── Teks Sumber ──

PEKANBARU(riaumandiri.co)-Hearing antara komisi DPRD Riau dengan Dinas Pekerjaan Umum dan Penataan Ruang Provinsi Riau, pekan kemarin, mengungkap sebuah temuan yang mengejutkan. Sesuai dengan temuan dewan, ada kontraktor atau rekanan yang terkesan begitu perkasa dan berkuku di instansi tersebut. Tak tanggung- tanggung, kontraktor tersebut bisa memborong lima hingga tujuh proyek sekaligus.
Ada beberapa hal yang menjadi catatan penting di mata dewan. Selain aksi borong proyek itu dinilai tidak etis, kondisi itu juga dinilai memiliki dampak negatif lainnya. Yaitu, pembangunan yang dilakukan kontraktor bersangkutan, bakal tak berjalan maksimal.
Salah satu penyebabnya, karena proyek- proyek yang diborong, kontraktor hanya lebih fokus untuk menyelesaikan pekerjaan, dengan mengesampingkan kualitas hasil kerja. Tak hanya itu, sikap yang terkesan pilih kasih itu, bisa saja menimbulkan rasa iri di kalangan rekanan lain.
Terkait hal itu, Sekretaris Komisi D DPRD Riau, Asri Auzar, berharap pengerjaan proyek seperti itu tidak terulang lagi.
"Itu kita sampaikan kemarin. Di Dinas PUPR (Riau), pada 2015 dan 2016, jangan terulang lagi di 2017. Mengapa demikian, karena pada tahun tersebut ada satu perusahaan bisa mendapatkan hingga enam paket," ungkap Asri Auzar, Senin (20/3).
Kondisi seperti itu, sebutnya, sepanjang masih mengikuti prosedur dan aturan yang berlaku, tentu tidak ada masalah. Namun, lanjut Politisi Partai Demokrat tersebut, hal tersebut hanya kurang etis saja.
"Memang tidak ada masalah dan diperbolehkan oleh aturan. Namun di dalam etika kita berusaha dan bekerja, itu kurang etis. Makanya, untuk tahun ini tolong jangan itu terjadi lagi," harap Legislator asal Rokan Hilir tersebut.

───

Petunjuk Tugas –
a) Salin bagian teks sumber dari "Salah satu penyebabnya, karena" sampai "tidak terulang lagi.", lalu ganti kata "kualitas" dengan "mutu".
b) Jawab pertanyaan berikut berdasarkan teks sumber.
(i) Menurut temuan dewan, berapa proyek yang bisa diborong kontraktor tersebut sekaligus?
(ii) Apa jabatan Asri Auzar di DPRD Riau?
(iii) Asri Auzar merupakan politisi dari partai apa?
c) Tolong tentukan apakah setiap pernyataan berikut sesuai dengan teks sumber. Jawab ya atau tidak, disertai kutipan kata-kata penentunya dari teks.
(i) Hearing berlangsung antara komisi DPRD Riau dan Dinas Pekerjaan Umum dan Penataan Ruang Provinsi Riau.
(ii) Asri Auzar menyatakan bahwa aksi borong proyek itu melanggar aturan.
(iii) Asri Auzar adalah legislator asal Rokan Hilir.

── Data Hasil Ekstraksi ──

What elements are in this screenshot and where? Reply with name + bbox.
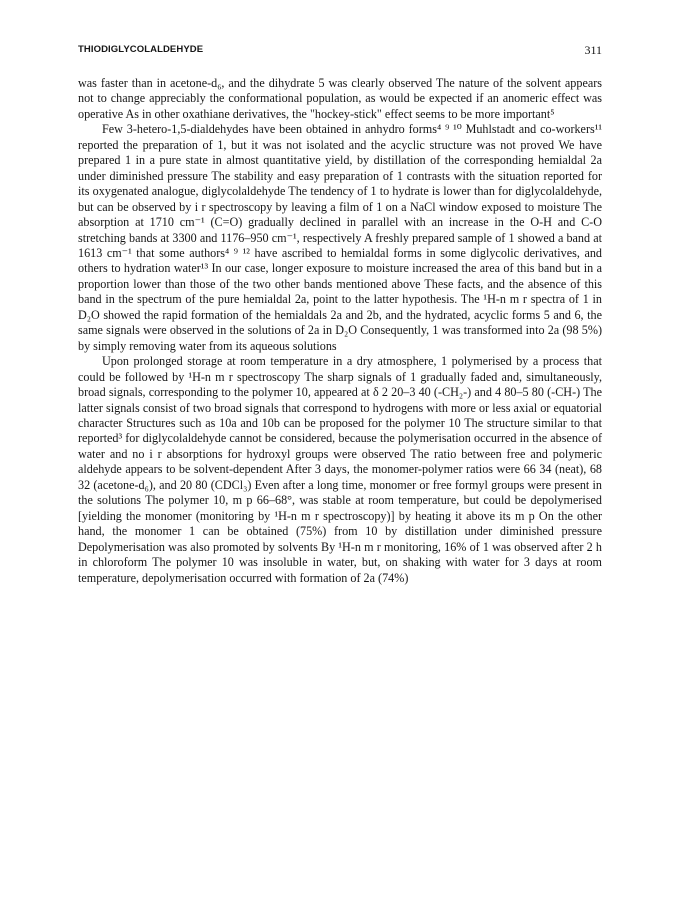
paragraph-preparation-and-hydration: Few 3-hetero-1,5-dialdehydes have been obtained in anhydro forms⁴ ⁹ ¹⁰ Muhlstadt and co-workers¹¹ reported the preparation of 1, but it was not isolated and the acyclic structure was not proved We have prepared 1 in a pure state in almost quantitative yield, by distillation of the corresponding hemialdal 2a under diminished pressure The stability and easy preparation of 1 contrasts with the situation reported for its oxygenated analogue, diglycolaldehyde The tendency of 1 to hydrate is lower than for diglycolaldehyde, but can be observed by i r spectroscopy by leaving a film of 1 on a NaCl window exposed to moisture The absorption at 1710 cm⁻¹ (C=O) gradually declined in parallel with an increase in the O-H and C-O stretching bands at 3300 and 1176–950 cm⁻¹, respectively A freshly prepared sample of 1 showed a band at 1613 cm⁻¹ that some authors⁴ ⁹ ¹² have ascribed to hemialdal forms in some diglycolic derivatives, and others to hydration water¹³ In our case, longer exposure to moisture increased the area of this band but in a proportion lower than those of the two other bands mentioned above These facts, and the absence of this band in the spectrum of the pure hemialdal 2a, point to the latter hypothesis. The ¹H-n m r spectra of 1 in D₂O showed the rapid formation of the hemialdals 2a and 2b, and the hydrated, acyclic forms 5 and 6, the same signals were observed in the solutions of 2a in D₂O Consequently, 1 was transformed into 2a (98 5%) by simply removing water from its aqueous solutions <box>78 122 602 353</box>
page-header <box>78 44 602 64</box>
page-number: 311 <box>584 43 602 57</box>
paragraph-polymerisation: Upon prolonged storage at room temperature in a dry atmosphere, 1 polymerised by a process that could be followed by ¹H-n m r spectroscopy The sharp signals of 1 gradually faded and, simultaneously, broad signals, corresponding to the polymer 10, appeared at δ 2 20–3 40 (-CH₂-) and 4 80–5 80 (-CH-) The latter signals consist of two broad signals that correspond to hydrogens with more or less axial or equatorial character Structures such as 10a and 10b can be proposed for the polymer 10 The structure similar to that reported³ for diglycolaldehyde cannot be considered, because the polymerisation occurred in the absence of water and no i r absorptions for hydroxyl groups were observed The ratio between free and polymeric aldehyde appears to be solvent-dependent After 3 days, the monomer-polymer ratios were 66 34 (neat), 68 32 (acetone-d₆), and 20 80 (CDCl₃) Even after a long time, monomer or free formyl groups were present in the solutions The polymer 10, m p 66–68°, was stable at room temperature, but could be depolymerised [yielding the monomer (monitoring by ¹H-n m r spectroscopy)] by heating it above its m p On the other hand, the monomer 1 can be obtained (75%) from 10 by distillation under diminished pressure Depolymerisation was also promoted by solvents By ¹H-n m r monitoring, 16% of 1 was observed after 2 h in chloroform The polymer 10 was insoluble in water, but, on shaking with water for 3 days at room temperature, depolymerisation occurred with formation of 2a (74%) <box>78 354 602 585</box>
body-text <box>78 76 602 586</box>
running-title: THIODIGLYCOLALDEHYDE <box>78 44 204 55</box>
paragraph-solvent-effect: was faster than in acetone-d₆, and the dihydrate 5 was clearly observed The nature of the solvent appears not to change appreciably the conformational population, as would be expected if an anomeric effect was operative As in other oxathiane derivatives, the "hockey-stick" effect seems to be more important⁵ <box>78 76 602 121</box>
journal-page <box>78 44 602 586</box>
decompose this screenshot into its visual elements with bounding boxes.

───
── Data Hasil Ekstraksi ──

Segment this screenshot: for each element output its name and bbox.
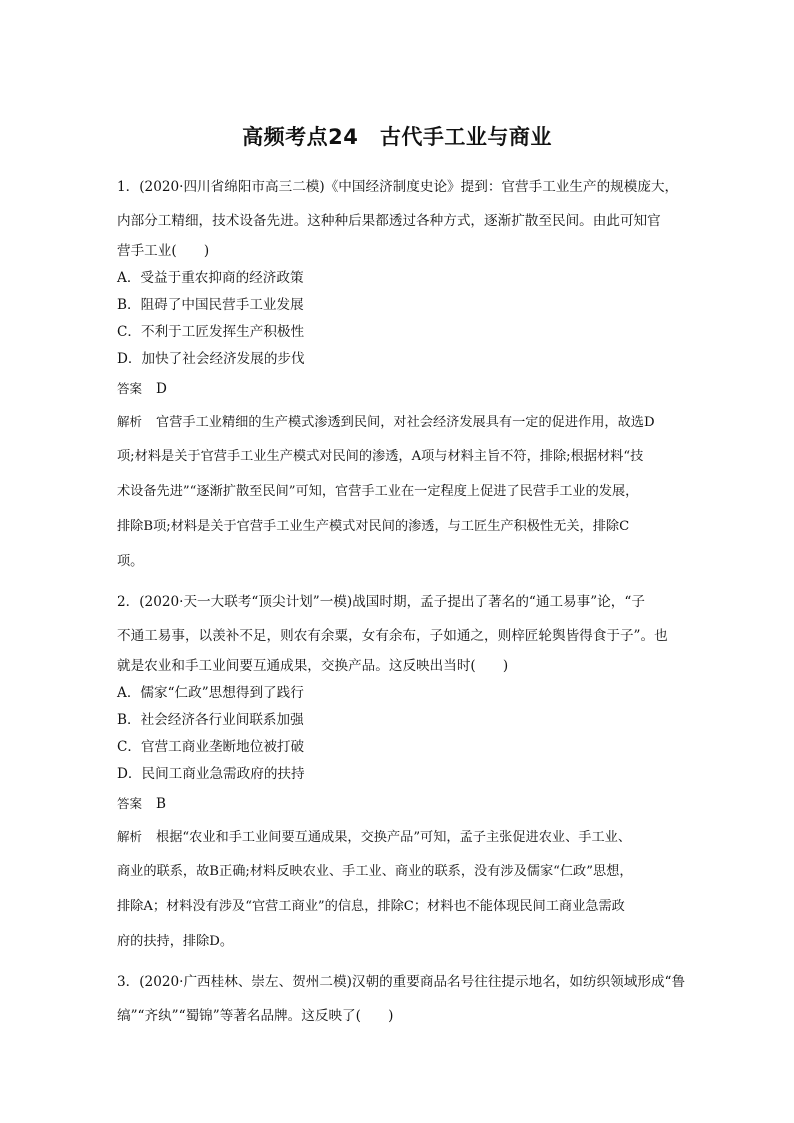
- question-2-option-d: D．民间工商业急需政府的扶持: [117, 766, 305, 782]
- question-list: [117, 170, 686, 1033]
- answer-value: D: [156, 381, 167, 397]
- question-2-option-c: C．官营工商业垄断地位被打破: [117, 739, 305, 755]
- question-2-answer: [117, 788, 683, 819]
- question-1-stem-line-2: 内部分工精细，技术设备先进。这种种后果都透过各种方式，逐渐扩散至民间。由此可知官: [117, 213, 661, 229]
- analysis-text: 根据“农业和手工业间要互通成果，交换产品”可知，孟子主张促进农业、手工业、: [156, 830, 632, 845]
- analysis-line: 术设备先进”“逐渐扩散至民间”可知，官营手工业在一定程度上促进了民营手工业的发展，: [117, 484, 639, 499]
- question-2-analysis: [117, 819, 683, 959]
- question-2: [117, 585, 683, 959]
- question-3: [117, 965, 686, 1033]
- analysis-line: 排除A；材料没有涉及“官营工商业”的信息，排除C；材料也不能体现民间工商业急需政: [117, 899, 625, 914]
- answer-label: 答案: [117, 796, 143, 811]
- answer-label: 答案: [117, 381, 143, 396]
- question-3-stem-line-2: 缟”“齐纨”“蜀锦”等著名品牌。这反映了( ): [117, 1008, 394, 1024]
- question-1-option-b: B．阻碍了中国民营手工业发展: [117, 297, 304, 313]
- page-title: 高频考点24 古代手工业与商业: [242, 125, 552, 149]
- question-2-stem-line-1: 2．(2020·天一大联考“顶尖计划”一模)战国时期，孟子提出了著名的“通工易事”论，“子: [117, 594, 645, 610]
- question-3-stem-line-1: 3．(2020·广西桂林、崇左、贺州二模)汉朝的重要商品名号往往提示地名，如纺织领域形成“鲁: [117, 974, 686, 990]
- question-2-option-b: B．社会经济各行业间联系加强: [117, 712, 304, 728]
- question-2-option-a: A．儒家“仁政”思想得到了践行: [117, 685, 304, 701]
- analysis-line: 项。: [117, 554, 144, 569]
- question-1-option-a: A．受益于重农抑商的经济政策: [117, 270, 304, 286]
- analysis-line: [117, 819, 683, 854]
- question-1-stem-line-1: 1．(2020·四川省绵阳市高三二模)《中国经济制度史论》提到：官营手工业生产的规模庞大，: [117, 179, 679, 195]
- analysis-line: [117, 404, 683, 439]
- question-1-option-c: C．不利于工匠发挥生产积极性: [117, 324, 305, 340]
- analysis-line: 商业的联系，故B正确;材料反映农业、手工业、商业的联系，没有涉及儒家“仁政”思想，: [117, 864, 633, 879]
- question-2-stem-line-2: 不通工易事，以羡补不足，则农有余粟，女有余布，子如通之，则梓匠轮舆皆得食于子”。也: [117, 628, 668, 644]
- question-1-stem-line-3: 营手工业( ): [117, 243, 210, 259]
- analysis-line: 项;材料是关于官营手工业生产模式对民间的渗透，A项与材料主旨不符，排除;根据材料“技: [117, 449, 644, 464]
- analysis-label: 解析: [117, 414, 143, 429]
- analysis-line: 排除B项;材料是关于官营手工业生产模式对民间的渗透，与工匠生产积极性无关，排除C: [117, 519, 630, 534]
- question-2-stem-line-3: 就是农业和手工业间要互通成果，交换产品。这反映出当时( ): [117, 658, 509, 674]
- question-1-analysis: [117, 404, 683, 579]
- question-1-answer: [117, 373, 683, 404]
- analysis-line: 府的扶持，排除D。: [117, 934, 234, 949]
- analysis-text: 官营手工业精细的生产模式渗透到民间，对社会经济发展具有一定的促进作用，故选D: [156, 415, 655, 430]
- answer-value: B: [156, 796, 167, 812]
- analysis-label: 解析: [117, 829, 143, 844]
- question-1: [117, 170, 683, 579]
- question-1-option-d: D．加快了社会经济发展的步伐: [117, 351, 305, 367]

───

Hasil per Tugas –
a)
Salah satu penyebabnya, karena proyek- proyek yang diborong, kontraktor hanya lebih fokus untuk menyelesaikan pekerjaan, dengan mengesampingkan mutu hasil kerja. Tak hanya itu, sikap yang terkesan pilih kasih itu, bisa saja menimbulkan rasa iri di kalangan rekanan lain.
Terkait hal itu, Sekretaris Komisi D DPRD Riau, Asri Auzar, berharap pengerjaan proyek seperti itu tidak terulang lagi.

b)
(i) Lima hingga tujuh proyek.
(ii) Sekretaris Komisi D.
(iii) Partai Demokrat.

c)
(i) Ya: "Hearing antara komisi DPRD Riau dengan Dinas Pekerjaan Umum dan Penataan Ruang Provinsi Riau"
(ii) Tidak: "Memang tidak ada masalah dan diperbolehkan oleh aturan."
(iii) Ya: "Legislator asal Rokan Hilir tersebut"